**Dataset entries**
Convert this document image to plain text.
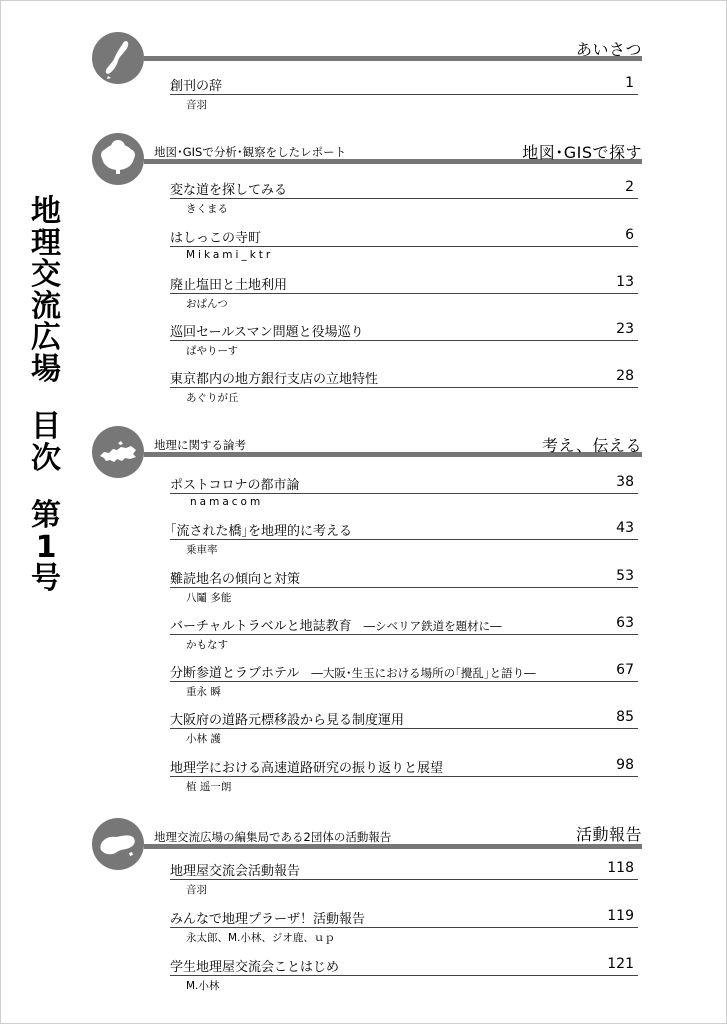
地
理
交
流
広
場
目
次
第
1
号
あいさつ
創刊の辞	1
音羽
地図･GISで分析･観察をしたレポート	地図･GISで探す
変な道を探してみる	2
きくまる
はしっこの寺町	6
Mikami_ktr
廃止塩田と土地利用	13
おぱんつ
巡回セールスマン問題と役場巡り	23
ぱやりーす
東京都内の地方銀行支店の立地特性	28
あぐりが丘
地理に関する論考	考え、伝える
ポストコロナの都市論	38
namacom
｢流された橋｣を地理的に考える	43
乗車率
難読地名の傾向と対策	53
八鬮 多能
バーチャルトラベルと地誌教育 ―シベリア鉄道を題材に―	63
かもなす
分断参道とラブホテル ―大阪･生玉における場所の｢攪乱｣と語り―	67
重永 瞬
大阪府の道路元標移設から見る制度運用	85
小林 護
地理学における高速道路研究の振り返りと展望	98
植 遥一朗
地理交流広場の編集局である2団体の活動報告	活動報告
地理屋交流会活動報告	118
音羽
みんなで地理プラーザ！活動報告	119
永太郎、M.小林、ジオ鹿、ｕｐ
学生地理屋交流会ことはじめ	121
M.小林
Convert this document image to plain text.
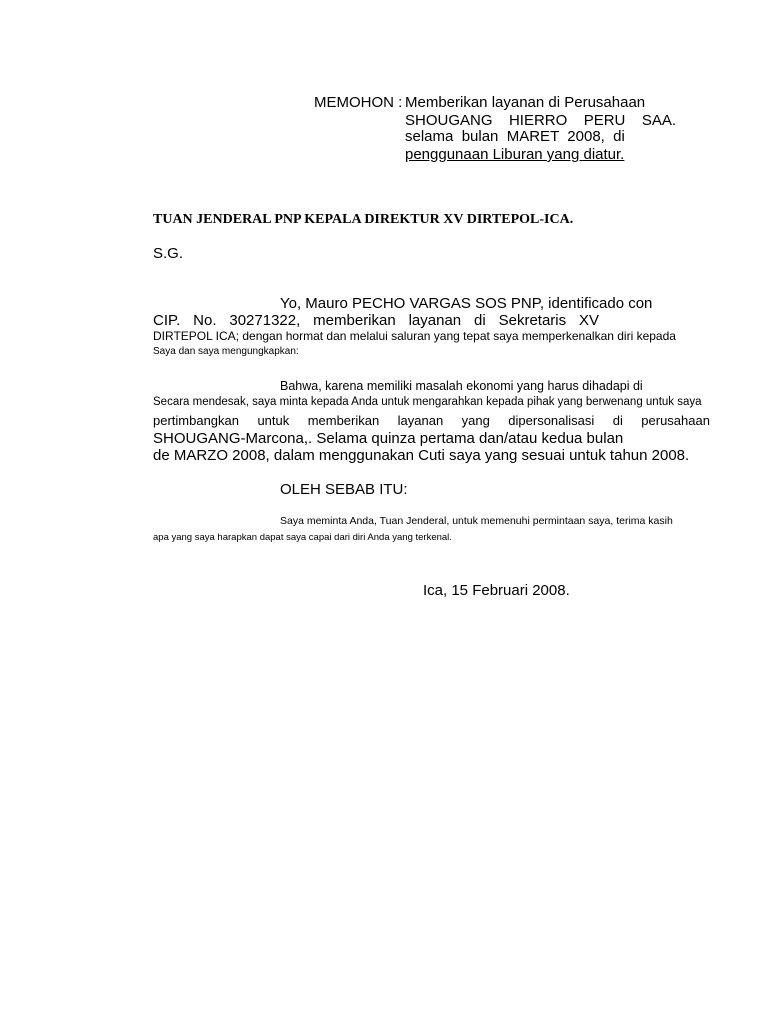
MEMOHON : Memberikan layanan di Perusahaan
SHOUGANG HIERRO PERU SAA.
selama  bulan  MARET  2008,  di
penggunaan Liburan yang diatur.
TUAN JENDERAL PNP KEPALA DIREKTUR XV DIRTEPOL-ICA.
S.G.
Yo, Mauro PECHO VARGAS SOS PNP, identificado con
CIP. No. 30271322, memberikan layanan di Sekretaris XV
DIRTEPOL ICA; dengan hormat dan melalui saluran yang tepat saya memperkenalkan diri kepada
Saya dan saya mengungkapkan:
Bahwa, karena memiliki masalah ekonomi yang harus dihadapi di
Secara mendesak, saya minta kepada Anda untuk mengarahkan kepada pihak yang berwenang untuk saya
pertimbangkan untuk memberikan layanan yang dipersonalisasi di perusahaan
SHOUGANG-Marcona,. Selama quinza pertama dan/atau kedua bulan
de MARZO 2008, dalam menggunakan Cuti saya yang sesuai untuk tahun 2008.
OLEH SEBAB ITU:
Saya meminta Anda, Tuan Jenderal, untuk memenuhi permintaan saya, terima kasih
apa yang saya harapkan dapat saya capai dari diri Anda yang terkenal.
Ica, 15 Februari 2008.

**Exercise details**
All of the data needs repeating exactly, but the pictures do not.

**Result of this exercise**
Convert this document image to plain text.
地
理
交
流
広
場
目
次
第
1
号
あいさつ
創刊の辞	1
音羽
地図･GISで分析･観察をしたレポート	地図･GISで探す
変な道を探してみる	2
きくまる
はしっこの寺町	6
Mikami_ktr
廃止塩田と土地利用	13
おぱんつ
巡回セールスマン問題と役場巡り	23
ぱやりーす
東京都内の地方銀行支店の立地特性	28
あぐりが丘
地理に関する論考	考え、伝える
ポストコロナの都市論	38
namacom
｢流された橋｣を地理的に考える	43
乗車率
難読地名の傾向と対策	53
八鬮 多能
バーチャルトラベルと地誌教育 ―シベリア鉄道を題材に―	63
かもなす
分断参道とラブホテル ―大阪･生玉における場所の｢攪乱｣と語り―	67
重永 瞬
大阪府の道路元標移設から見る制度運用	85
小林 護
地理学における高速道路研究の振り返りと展望	98
植 遥一朗
地理交流広場の編集局である2団体の活動報告	活動報告
地理屋交流会活動報告	118
音羽
みんなで地理プラーザ！活動報告	119
永太郎、M.小林、ジオ鹿、ｕｐ
学生地理屋交流会ことはじめ	121
M.小林
Convert this document image to plain text.
MEMOHON : Memberikan layanan di Perusahaan
SHOUGANG HIERRO PERU SAA.
selama  bulan  MARET  2008,  di
penggunaan Liburan yang diatur.
TUAN JENDERAL PNP KEPALA DIREKTUR XV DIRTEPOL-ICA.
S.G.
Yo, Mauro PECHO VARGAS SOS PNP, identificado con
CIP. No. 30271322, memberikan layanan di Sekretaris XV
DIRTEPOL ICA; dengan hormat dan melalui saluran yang tepat saya memperkenalkan diri kepada
Saya dan saya mengungkapkan:
Bahwa, karena memiliki masalah ekonomi yang harus dihadapi di
Secara mendesak, saya minta kepada Anda untuk mengarahkan kepada pihak yang berwenang untuk saya
pertimbangkan untuk memberikan layanan yang dipersonalisasi di perusahaan
SHOUGANG-Marcona,. Selama quinza pertama dan/atau kedua bulan
de MARZO 2008, dalam menggunakan Cuti saya yang sesuai untuk tahun 2008.
OLEH SEBAB ITU:
Saya meminta Anda, Tuan Jenderal, untuk memenuhi permintaan saya, terima kasih
apa yang saya harapkan dapat saya capai dari diri Anda yang terkenal.
Ica, 15 Februari 2008.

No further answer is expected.